Written task
Give back the full listing, character for character, with no pictures.

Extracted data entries
========================

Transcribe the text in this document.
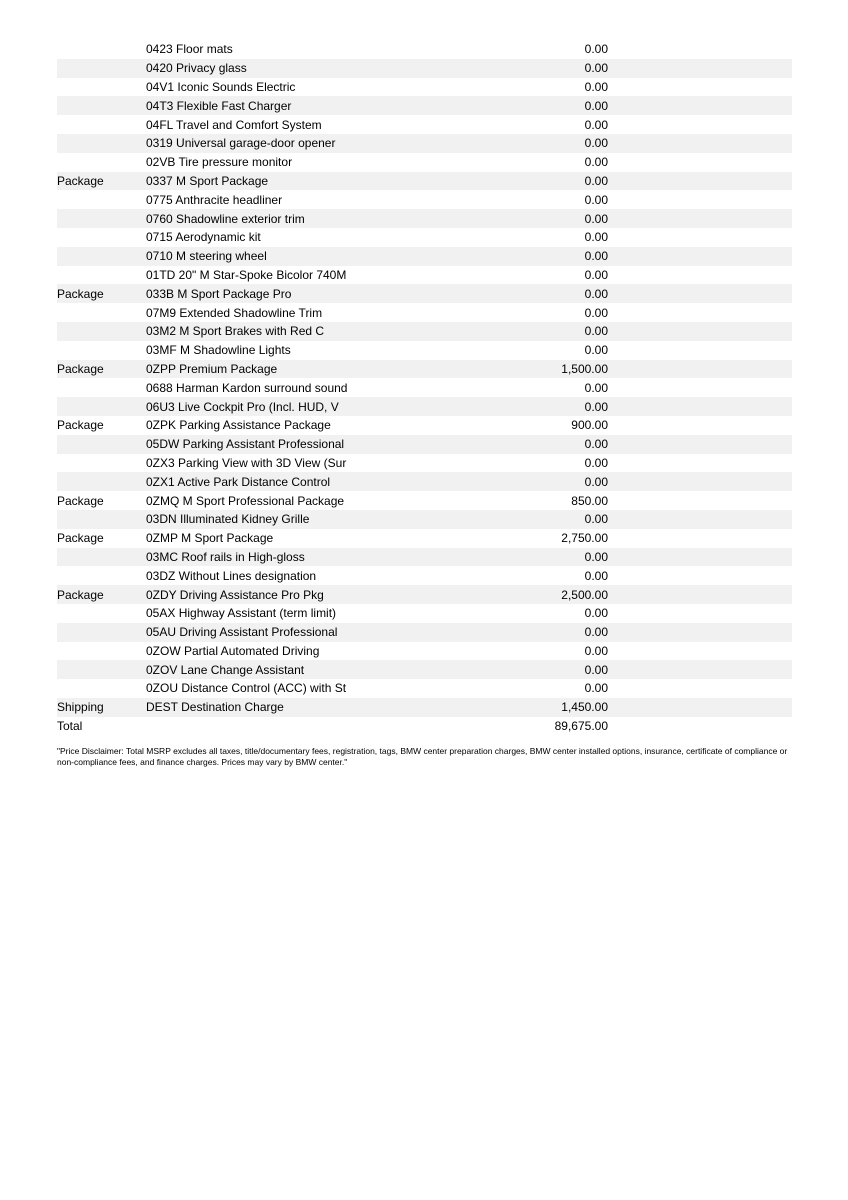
	0423 Floor mats	0.00	
	0420 Privacy glass	0.00	
	04V1 Iconic Sounds Electric	0.00	
	04T3 Flexible Fast Charger	0.00	
	04FL Travel and Comfort System	0.00	
	0319 Universal garage-door opener	0.00	
	02VB Tire pressure monitor	0.00	
Package	0337 M Sport Package	0.00	
	0775 Anthracite headliner	0.00	
	0760 Shadowline exterior trim	0.00	
	0715 Aerodynamic kit	0.00	
	0710 M steering wheel	0.00	
	01TD 20" M Star-Spoke Bicolor 740M	0.00	
Package	033B M Sport Package Pro	0.00	
	07M9 Extended Shadowline Trim	0.00	
	03M2 M Sport Brakes with Red C	0.00	
	03MF M Shadowline Lights	0.00	
Package	0ZPP Premium Package	1,500.00	
	0688 Harman Kardon surround sound	0.00	
	06U3 Live Cockpit Pro (Incl. HUD, V	0.00	
Package	0ZPK Parking Assistance Package	900.00	
	05DW Parking Assistant Professional	0.00	
	0ZX3 Parking View with 3D View (Sur	0.00	
	0ZX1 Active Park Distance Control	0.00	
Package	0ZMQ M Sport Professional Package	850.00	
	03DN Illuminated Kidney Grille	0.00	
Package	0ZMP M Sport Package	2,750.00	
	03MC Roof rails in High-gloss	0.00	
	03DZ Without Lines designation	0.00	
Package	0ZDY Driving Assistance Pro Pkg	2,500.00	
	05AX Highway Assistant (term limit)	0.00	
	05AU Driving Assistant Professional	0.00	
	0ZOW Partial Automated Driving	0.00	
	0ZOV Lane Change Assistant	0.00	
	0ZOU Distance Control (ACC) with St	0.00	
Shipping	DEST Destination Charge	1,450.00	
Total		89,675.00	
"Price Disclaimer: Total MSRP excludes all taxes, title/documentary fees, registration, tags, BMW center preparation charges, BMW center installed options, insurance, certificate of compliance or non-compliance fees, and finance charges. Prices may vary by BMW center."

========================

Task result
Transcribe the text in this document.
	0423 Floor mats	0.00	
	0420 Privacy glass	0.00	
	04V1 Iconic Sounds Electric	0.00	
	04T3 Flexible Fast Charger	0.00	
	04FL Travel and Comfort System	0.00	
	0319 Universal garage-door opener	0.00	
	02VB Tire pressure monitor	0.00	
Package	0337 M Sport Package	0.00	
	0775 Anthracite headliner	0.00	
	0760 Shadowline exterior trim	0.00	
	0715 Aerodynamic kit	0.00	
	0710 M steering wheel	0.00	
	01TD 20" M Star-Spoke Bicolor 740M	0.00	
Package	033B M Sport Package Pro	0.00	
	07M9 Extended Shadowline Trim	0.00	
	03M2 M Sport Brakes with Red C	0.00	
	03MF M Shadowline Lights	0.00	
Package	0ZPP Premium Package	1,500.00	
	0688 Harman Kardon surround sound	0.00	
	06U3 Live Cockpit Pro (Incl. HUD, V	0.00	
Package	0ZPK Parking Assistance Package	900.00	
	05DW Parking Assistant Professional	0.00	
	0ZX3 Parking View with 3D View (Sur	0.00	
	0ZX1 Active Park Distance Control	0.00	
Package	0ZMQ M Sport Professional Package	850.00	
	03DN Illuminated Kidney Grille	0.00	
Package	0ZMP M Sport Package	2,750.00	
	03MC Roof rails in High-gloss	0.00	
	03DZ Without Lines designation	0.00	
Package	0ZDY Driving Assistance Pro Pkg	2,500.00	
	05AX Highway Assistant (term limit)	0.00	
	05AU Driving Assistant Professional	0.00	
	0ZOW Partial Automated Driving	0.00	
	0ZOV Lane Change Assistant	0.00	
	0ZOU Distance Control (ACC) with St	0.00	
Shipping	DEST Destination Charge	1,450.00	
Total		89,675.00	
"Price Disclaimer: Total MSRP excludes all taxes, title/documentary fees, registration, tags, BMW center preparation charges, BMW center installed options, insurance, certificate of compliance or non-compliance fees, and finance charges. Prices may vary by BMW center."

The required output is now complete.